Give all of the lines again exactly as they read.

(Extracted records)
--- start ---
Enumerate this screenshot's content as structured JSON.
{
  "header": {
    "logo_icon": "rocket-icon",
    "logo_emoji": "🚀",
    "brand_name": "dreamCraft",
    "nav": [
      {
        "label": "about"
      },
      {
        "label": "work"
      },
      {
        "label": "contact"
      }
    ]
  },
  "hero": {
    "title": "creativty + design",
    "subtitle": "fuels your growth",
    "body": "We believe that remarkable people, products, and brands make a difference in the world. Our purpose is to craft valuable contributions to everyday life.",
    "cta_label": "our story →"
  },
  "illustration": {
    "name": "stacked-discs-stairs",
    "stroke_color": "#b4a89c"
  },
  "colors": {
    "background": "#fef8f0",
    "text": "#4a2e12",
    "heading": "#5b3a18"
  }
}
--- end ---
• _Expected output_
Enumerate this screenshot's content as structured JSON.
{
  "header": {
    "logo_icon": "rocket-icon",
    "logo_emoji": "🚀",
    "brand_name": "dreamCraft",
    "nav": [
      {
        "label": "about"
      },
      {
        "label": "work"
      },
      {
        "label": "contact"
      }
    ]
  },
  "hero": {
    "title": "creativty + design",
    "subtitle": "fuels your growth",
    "body": "We believe that remarkable people, products, and brands make a difference in the world. Our purpose is to craft valuable contributions to everyday life.",
    "cta_label": "our story →"
  },
  "illustration": {
    "name": "stacked-discs-stairs",
    "stroke_color": "#b4a89c"
  },
  "colors": {
    "background": "#fef8f0",
    "text": "#4a2e12",
    "heading": "#5b3a18"
  }
}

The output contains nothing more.